What you need to do:
Scan the listing below for the word "paint" and state how many lines hold it. Write nothing but the number.

(Collected data)
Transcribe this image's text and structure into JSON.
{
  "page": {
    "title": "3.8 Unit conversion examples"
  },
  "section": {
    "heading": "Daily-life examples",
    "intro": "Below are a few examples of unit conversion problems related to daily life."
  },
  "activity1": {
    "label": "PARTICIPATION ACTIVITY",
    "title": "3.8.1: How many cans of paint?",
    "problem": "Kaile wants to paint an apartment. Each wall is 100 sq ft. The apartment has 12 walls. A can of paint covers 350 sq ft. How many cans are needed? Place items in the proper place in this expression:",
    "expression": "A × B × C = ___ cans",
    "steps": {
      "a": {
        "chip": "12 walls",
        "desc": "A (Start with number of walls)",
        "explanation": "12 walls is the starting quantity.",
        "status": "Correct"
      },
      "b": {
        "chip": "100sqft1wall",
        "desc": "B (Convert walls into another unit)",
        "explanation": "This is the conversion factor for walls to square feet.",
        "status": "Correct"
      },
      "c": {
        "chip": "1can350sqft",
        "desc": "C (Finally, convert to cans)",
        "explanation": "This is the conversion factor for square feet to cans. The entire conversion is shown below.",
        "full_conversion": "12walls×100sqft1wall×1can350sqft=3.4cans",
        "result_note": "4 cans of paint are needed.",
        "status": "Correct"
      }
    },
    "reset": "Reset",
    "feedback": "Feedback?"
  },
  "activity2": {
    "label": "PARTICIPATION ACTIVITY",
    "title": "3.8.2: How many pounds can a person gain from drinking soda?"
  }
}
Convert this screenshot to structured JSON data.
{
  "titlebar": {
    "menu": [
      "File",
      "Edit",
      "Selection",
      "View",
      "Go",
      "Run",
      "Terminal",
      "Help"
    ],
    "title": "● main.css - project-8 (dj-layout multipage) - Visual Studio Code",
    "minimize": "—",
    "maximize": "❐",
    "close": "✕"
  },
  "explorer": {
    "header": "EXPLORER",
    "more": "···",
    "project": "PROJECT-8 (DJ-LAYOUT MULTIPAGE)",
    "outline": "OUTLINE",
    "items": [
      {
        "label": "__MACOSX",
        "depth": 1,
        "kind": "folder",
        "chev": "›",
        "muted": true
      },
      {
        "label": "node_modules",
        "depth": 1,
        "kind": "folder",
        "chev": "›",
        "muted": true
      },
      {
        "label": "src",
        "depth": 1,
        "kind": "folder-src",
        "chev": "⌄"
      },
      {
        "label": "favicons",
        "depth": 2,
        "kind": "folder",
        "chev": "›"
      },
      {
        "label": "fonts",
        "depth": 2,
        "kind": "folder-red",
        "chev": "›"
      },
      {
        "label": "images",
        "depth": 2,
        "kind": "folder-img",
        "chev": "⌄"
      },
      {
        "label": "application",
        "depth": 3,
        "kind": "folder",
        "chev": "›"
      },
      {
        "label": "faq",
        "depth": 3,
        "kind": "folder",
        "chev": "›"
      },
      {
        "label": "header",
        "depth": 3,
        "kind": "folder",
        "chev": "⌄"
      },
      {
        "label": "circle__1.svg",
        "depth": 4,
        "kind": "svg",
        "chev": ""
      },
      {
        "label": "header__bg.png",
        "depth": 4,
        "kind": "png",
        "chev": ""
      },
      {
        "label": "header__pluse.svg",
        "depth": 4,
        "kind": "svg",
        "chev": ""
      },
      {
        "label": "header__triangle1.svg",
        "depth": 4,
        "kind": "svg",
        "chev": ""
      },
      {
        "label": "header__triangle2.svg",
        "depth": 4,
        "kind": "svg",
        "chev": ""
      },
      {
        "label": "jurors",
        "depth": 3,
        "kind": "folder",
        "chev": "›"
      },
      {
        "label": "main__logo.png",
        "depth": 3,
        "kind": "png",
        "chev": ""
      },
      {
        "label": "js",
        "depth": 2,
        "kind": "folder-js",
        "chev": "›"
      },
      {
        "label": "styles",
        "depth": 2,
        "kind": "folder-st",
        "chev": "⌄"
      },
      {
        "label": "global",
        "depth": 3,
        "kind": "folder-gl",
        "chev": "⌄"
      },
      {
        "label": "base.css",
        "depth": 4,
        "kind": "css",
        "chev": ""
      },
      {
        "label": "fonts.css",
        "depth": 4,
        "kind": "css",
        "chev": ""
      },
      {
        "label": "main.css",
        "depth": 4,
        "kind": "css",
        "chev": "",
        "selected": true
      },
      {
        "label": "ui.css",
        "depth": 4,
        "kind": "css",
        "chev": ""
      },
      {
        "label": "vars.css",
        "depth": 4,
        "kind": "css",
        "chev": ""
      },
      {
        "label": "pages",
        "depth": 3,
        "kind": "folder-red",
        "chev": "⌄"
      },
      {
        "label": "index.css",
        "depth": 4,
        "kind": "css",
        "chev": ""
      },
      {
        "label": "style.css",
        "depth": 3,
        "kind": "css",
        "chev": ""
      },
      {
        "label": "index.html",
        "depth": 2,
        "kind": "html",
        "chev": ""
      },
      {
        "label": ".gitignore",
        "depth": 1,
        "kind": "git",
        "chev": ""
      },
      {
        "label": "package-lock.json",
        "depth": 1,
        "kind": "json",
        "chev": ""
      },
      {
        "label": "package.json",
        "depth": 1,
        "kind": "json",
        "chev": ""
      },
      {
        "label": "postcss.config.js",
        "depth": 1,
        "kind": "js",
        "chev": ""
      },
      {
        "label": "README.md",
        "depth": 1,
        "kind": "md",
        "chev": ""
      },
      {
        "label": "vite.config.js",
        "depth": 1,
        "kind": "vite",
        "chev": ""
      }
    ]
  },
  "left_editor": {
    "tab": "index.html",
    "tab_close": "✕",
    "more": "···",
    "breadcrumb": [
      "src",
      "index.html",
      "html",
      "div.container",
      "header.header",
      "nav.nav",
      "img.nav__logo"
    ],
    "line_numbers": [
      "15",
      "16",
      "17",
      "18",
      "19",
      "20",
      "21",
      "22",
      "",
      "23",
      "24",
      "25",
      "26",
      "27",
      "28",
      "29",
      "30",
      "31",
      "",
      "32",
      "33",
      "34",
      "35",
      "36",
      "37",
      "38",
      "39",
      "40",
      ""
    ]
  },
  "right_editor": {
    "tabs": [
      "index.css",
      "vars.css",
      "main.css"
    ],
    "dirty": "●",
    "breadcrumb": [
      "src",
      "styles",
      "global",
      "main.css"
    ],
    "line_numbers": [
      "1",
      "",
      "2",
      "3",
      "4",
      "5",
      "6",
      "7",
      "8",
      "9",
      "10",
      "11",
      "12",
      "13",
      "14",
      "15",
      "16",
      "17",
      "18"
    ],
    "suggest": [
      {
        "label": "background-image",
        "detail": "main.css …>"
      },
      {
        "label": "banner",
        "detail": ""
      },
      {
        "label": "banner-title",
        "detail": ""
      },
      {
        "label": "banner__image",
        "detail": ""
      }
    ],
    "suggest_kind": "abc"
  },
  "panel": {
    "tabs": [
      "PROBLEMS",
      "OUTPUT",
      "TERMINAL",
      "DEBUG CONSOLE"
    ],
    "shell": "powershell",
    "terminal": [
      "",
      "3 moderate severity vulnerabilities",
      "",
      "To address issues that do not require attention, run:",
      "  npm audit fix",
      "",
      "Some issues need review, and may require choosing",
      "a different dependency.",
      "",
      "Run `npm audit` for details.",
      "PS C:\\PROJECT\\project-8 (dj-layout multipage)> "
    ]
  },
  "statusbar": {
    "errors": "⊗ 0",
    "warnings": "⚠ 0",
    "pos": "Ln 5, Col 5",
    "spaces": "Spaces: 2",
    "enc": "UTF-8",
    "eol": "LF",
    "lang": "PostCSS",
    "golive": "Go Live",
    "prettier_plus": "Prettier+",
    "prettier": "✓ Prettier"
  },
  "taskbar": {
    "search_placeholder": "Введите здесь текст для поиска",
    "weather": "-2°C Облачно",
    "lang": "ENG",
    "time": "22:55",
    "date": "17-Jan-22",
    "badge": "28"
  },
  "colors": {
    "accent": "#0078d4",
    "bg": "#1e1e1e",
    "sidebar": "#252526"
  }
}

Result of this task:
3